= PAGE EXTRACT =
┌──
The announcement of the retractation required from Luther by the bull, was to have been sent to Rome within 120 days. Luther had given his answer. The Pope declared that the time of grace had expired; and on the 3rd of January Leo X. finally pronounced the ban against Luther and his followers, and an interdict on the places where they were harboured.

CHAPTER IX.

THE DIET OF WORMS.

If we consider the powerful influences then at work to further the ecclesiastical movement in Germany, it seems reasonable to suppose that they would succeed in accomplishing its ends through the power of the Word alone, without any such bloodshed and political convulsions as were feared; and that Germany, therefore, though vexed with spiritual tempests—the 'tumult and uproar' whose outburst Luther already discerned—must inevitably rid herself of the forms and fetters of Romish Churchdom, by the sheer force of her new religious convictions. And, indeed, even in the short interval since Luther had commenced, and only with slow steps had advanced further in the contest, a success had been attained which no one at the beginning could have ventured to expect, or even hope for. Frederick the Wise, the Nestor among the great German Princes of the Empire, had plainly freed himself inwardly from those fetters, and though, as yet, he did not feel himself called upon to express his sentiments by decisive action, his conduct, nevertheless, could not fail to make an impression on those about him. The nobility and burgher class, among whom the new doctrines had made most progress, were, politically speaking, powerfully represented at the Diets. The most important of the spiritual lords, the Archbishop of Magdeburg and Mayence, who had most cause to resent Luther's onslaught on indulgences, had hitherto adopted a cautious and expectant attitude, which left him free to join at some future time a national revolt against his Romish sovereign. The Diets, indeed, had hitherto submitted to their old ecclesiastical grievances without any fear of the wrath or scolding of the Pope. But, as soon as the conviction prevailed among the Estates, that the pretensions of the Roman see had no eternal, Divine foundation, they could take in hand at once, on their own account, the reformation of the Church. As for the episcopacy, in particular, Luther had never desired, as his Address to the Nobility sufficiently showed, to interfere with or disturb it in any way, provided only the bishops would feed their flocks according to God's Word. An independent German episcopate would then have been well able to undertake the reforms necessary in the system of worship. Luther himself, as we shall see, wished and continued to wish that those reforms should be as few and simple as possible.
└──
= EXERCISE TASK 1 =
In the records, print the lines starting with the one containing "chevron-right-icon [545,237,557,259]" and ending with the one containing "paw-icon [510,388,530,413]", both included.

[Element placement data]
┌──
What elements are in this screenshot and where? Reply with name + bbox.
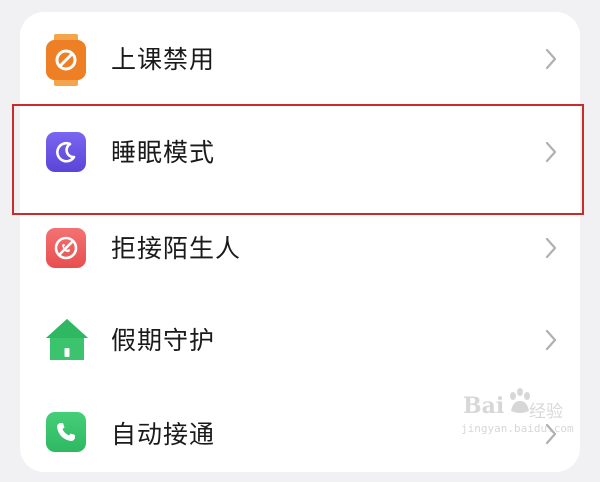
chevron-right-icon [545,237,557,259]
phone-icon [46,412,86,452]
chevron-right-icon [545,48,557,70]
block-call-icon [46,228,86,268]
settings-item-label: 拒接陌生人 [111,234,242,263]
no-entry-icon [46,34,86,86]
watermark-brand: Bai [463,393,505,419]
highlight-annotation-box [12,104,584,215]
chevron-right-icon [545,329,557,351]
settings-item-holiday-guard[interactable]: 假期守护 [20,294,580,388]
settings-item-label: 自动接通 [111,420,216,449]
settings-item-class-disable[interactable]: 上课禁用 [20,12,580,106]
paw-icon [510,388,530,413]
watermark-url: jingyan.baidu.com [461,422,574,435]
house-icon [44,316,90,362]
settings-item-label: 假期守护 [111,326,216,355]
baidu-jingyan-watermark: Bai 经验 jingyan.baidu.com [455,385,585,440]
watermark-brand-cn: 经验 [529,402,563,422]
settings-item-label: 上课禁用 [111,45,216,74]
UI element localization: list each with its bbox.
└──
= EXERCISE TASK 2 =
Which cities and countries are named in the passage on Luther and the Diet of Worms?

= REPLY 1 =
chevron-right-icon [545,237,557,259]
phone-icon [46,412,86,452]
chevron-right-icon [545,48,557,70]
block-call-icon [46,228,86,268]
settings-item-label: 拒接陌生人 [111,234,242,263]
no-entry-icon [46,34,86,86]
watermark-brand: Bai [463,393,505,419]
highlight-annotation-box [12,104,584,215]
chevron-right-icon [545,329,557,351]
settings-item-holiday-guard[interactable]: 假期守护 [20,294,580,388]
settings-item-label: 自动接通 [111,420,216,449]
settings-item-class-disable[interactable]: 上课禁用 [20,12,580,106]
paw-icon [510,388,530,413]

= REPLY 2 =
Rome, Worms, Germany, Magdeburg, Mayence